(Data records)
╔══

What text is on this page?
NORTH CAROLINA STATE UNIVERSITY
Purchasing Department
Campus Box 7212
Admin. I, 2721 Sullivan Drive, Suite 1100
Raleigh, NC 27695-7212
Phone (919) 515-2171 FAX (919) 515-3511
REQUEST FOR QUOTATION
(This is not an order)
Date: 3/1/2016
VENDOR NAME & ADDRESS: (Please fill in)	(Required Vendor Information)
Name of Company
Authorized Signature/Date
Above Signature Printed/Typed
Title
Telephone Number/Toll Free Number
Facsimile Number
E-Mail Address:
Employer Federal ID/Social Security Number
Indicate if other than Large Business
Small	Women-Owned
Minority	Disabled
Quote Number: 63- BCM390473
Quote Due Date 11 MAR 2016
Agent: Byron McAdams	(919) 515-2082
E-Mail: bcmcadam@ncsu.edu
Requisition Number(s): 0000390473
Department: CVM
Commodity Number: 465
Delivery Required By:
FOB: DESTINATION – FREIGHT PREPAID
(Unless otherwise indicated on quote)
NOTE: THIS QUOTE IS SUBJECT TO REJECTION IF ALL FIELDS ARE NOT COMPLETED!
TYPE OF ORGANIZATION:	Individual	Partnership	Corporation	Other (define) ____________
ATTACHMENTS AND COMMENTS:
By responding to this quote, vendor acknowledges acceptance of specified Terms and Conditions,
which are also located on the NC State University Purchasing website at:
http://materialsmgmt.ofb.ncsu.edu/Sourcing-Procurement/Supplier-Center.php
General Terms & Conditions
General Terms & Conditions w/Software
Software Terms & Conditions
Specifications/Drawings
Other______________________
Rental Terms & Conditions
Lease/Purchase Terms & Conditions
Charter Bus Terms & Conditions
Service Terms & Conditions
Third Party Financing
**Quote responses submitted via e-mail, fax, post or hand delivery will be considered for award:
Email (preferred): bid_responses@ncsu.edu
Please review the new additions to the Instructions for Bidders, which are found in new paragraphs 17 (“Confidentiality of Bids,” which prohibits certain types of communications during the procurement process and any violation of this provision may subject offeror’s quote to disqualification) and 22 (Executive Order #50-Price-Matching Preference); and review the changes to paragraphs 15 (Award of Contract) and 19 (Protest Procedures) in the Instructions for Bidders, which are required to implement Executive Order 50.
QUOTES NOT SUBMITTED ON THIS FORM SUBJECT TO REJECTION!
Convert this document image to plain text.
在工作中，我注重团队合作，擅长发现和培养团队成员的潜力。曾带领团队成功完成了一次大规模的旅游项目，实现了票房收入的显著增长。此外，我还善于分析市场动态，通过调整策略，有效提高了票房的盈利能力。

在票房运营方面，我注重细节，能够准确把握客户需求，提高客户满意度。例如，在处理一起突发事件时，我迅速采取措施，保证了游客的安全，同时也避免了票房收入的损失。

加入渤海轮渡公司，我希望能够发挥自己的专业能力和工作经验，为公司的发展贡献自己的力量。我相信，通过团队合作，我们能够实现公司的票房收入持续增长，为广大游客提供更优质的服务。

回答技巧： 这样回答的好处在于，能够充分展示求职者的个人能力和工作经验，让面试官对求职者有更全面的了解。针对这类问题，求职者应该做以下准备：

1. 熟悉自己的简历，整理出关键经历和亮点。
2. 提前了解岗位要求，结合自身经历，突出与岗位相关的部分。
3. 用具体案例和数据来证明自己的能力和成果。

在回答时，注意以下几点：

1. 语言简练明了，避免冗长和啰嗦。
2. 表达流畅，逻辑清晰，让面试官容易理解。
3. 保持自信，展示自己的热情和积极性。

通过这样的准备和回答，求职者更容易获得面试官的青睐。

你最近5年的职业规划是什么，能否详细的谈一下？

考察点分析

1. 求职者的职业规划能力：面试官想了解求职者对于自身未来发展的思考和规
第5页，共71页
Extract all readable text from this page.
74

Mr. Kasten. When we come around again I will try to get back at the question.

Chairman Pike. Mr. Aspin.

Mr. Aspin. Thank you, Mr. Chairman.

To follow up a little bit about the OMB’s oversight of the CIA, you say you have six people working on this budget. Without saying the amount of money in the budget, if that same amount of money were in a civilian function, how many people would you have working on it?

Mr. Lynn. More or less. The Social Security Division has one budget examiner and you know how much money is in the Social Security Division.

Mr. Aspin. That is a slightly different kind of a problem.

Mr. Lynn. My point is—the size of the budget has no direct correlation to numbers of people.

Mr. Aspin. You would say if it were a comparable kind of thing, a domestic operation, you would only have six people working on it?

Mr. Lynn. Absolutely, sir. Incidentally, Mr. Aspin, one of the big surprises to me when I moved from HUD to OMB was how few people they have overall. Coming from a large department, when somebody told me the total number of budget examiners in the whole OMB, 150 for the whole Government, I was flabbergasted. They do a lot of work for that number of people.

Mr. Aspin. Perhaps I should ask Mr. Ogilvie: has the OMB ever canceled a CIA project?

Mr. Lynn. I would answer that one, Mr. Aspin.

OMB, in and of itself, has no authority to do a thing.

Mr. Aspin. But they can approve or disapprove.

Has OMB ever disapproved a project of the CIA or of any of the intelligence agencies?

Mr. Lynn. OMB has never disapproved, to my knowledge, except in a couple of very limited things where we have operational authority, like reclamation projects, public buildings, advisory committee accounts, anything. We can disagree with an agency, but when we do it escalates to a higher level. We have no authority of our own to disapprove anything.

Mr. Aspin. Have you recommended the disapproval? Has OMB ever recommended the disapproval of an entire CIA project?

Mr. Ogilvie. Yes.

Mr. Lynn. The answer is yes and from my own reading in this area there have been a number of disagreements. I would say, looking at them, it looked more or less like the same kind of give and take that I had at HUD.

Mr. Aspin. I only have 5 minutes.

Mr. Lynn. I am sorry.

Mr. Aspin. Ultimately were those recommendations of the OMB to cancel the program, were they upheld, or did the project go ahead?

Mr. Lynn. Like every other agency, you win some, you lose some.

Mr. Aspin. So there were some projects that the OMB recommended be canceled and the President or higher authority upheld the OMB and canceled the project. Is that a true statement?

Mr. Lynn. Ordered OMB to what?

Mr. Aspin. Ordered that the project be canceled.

╚══

§ **Direction**
Transcribe each entry precisely, missing none.

§ **Solution**
What text is on this page?
NORTH CAROLINA STATE UNIVERSITY
Purchasing Department
Campus Box 7212
Admin. I, 2721 Sullivan Drive, Suite 1100
Raleigh, NC 27695-7212
Phone (919) 515-2171 FAX (919) 515-3511
REQUEST FOR QUOTATION
(This is not an order)
Date: 3/1/2016
VENDOR NAME & ADDRESS: (Please fill in)	(Required Vendor Information)
Name of Company
Authorized Signature/Date
Above Signature Printed/Typed
Title
Telephone Number/Toll Free Number
Facsimile Number
E-Mail Address:
Employer Federal ID/Social Security Number
Indicate if other than Large Business
Small	Women-Owned
Minority	Disabled
Quote Number: 63- BCM390473
Quote Due Date 11 MAR 2016
Agent: Byron McAdams	(919) 515-2082
E-Mail: bcmcadam@ncsu.edu
Requisition Number(s): 0000390473
Department: CVM
Commodity Number: 465
Delivery Required By:
FOB: DESTINATION – FREIGHT PREPAID
(Unless otherwise indicated on quote)
NOTE: THIS QUOTE IS SUBJECT TO REJECTION IF ALL FIELDS ARE NOT COMPLETED!
TYPE OF ORGANIZATION:	Individual	Partnership	Corporation	Other (define) ____________
ATTACHMENTS AND COMMENTS:
By responding to this quote, vendor acknowledges acceptance of specified Terms and Conditions,
which are also located on the NC State University Purchasing website at:
http://materialsmgmt.ofb.ncsu.edu/Sourcing-Procurement/Supplier-Center.php
General Terms & Conditions
General Terms & Conditions w/Software
Software Terms & Conditions
Specifications/Drawings
Other______________________
Rental Terms & Conditions
Lease/Purchase Terms & Conditions
Charter Bus Terms & Conditions
Service Terms & Conditions
Third Party Financing
**Quote responses submitted via e-mail, fax, post or hand delivery will be considered for award:
Email (preferred): bid_responses@ncsu.edu
Please review the new additions to the Instructions for Bidders, which are found in new paragraphs 17 (“Confidentiality of Bids,” which prohibits certain types of communications during the procurement process and any violation of this provision may subject offeror’s quote to disqualification) and 22 (Executive Order #50-Price-Matching Preference); and review the changes to paragraphs 15 (Award of Contract) and 19 (Protest Procedures) in the Instructions for Bidders, which are required to implement Executive Order 50.
QUOTES NOT SUBMITTED ON THIS FORM SUBJECT TO REJECTION!
Convert this document image to plain text.
在工作中，我注重团队合作，擅长发现和培养团队成员的潜力。曾带领团队成功完成了一次大规模的旅游项目，实现了票房收入的显著增长。此外，我还善于分析市场动态，通过调整策略，有效提高了票房的盈利能力。

在票房运营方面，我注重细节，能够准确把握客户需求，提高客户满意度。例如，在处理一起突发事件时，我迅速采取措施，保证了游客的安全，同时也避免了票房收入的损失。

加入渤海轮渡公司，我希望能够发挥自己的专业能力和工作经验，为公司的发展贡献自己的力量。我相信，通过团队合作，我们能够实现公司的票房收入持续增长，为广大游客提供更优质的服务。

回答技巧： 这样回答的好处在于，能够充分展示求职者的个人能力和工作经验，让面试官对求职者有更全面的了解。针对这类问题，求职者应该做以下准备：

1. 熟悉自己的简历，整理出关键经历和亮点。
2. 提前了解岗位要求，结合自身经历，突出与岗位相关的部分。
3. 用具体案例和数据来证明自己的能力和成果。

在回答时，注意以下几点：

1. 语言简练明了，避免冗长和啰嗦。
2. 表达流畅，逻辑清晰，让面试官容易理解。
3. 保持自信，展示自己的热情和积极性。

通过这样的准备和回答，求职者更容易获得面试官的青睐。

你最近5年的职业规划是什么，能否详细的谈一下？

考察点分析

1. 求职者的职业规划能力：面试官想了解求职者对于自身未来发展的思考和规
第5页，共71页
Extract all readable text from this page.
74

Mr. Kasten. When we come around again I will try to get back at the question.

Chairman Pike. Mr. Aspin.

Mr. Aspin. Thank you, Mr. Chairman.

To follow up a little bit about the OMB’s oversight of the CIA, you say you have six people working on this budget. Without saying the amount of money in the budget, if that same amount of money were in a civilian function, how many people would you have working on it?

Mr. Lynn. More or less. The Social Security Division has one budget examiner and you know how much money is in the Social Security Division.

Mr. Aspin. That is a slightly different kind of a problem.

Mr. Lynn. My point is—the size of the budget has no direct correlation to numbers of people.

Mr. Aspin. You would say if it were a comparable kind of thing, a domestic operation, you would only have six people working on it?

Mr. Lynn. Absolutely, sir. Incidentally, Mr. Aspin, one of the big surprises to me when I moved from HUD to OMB was how few people they have overall. Coming from a large department, when somebody told me the total number of budget examiners in the whole OMB, 150 for the whole Government, I was flabbergasted. They do a lot of work for that number of people.

Mr. Aspin. Perhaps I should ask Mr. Ogilvie: has the OMB ever canceled a CIA project?

Mr. Lynn. I would answer that one, Mr. Aspin.

OMB, in and of itself, has no authority to do a thing.

Mr. Aspin. But they can approve or disapprove.

Has OMB ever disapproved a project of the CIA or of any of the intelligence agencies?

Mr. Lynn. OMB has never disapproved, to my knowledge, except in a couple of very limited things where we have operational authority, like reclamation projects, public buildings, advisory committee accounts, anything. We can disagree with an agency, but when we do it escalates to a higher level. We have no authority of our own to disapprove anything.

Mr. Aspin. Have you recommended the disapproval? Has OMB ever recommended the disapproval of an entire CIA project?

Mr. Ogilvie. Yes.

Mr. Lynn. The answer is yes and from my own reading in this area there have been a number of disagreements. I would say, looking at them, it looked more or less like the same kind of give and take that I had at HUD.

Mr. Aspin. I only have 5 minutes.

Mr. Lynn. I am sorry.

Mr. Aspin. Ultimately were those recommendations of the OMB to cancel the program, were they upheld, or did the project go ahead?

Mr. Lynn. Like every other agency, you win some, you lose some.

Mr. Aspin. So there were some projects that the OMB recommended be canceled and the President or higher authority upheld the OMB and canceled the project. Is that a true statement?

Mr. Lynn. Ordered OMB to what?

Mr. Aspin. Ordered that the project be canceled.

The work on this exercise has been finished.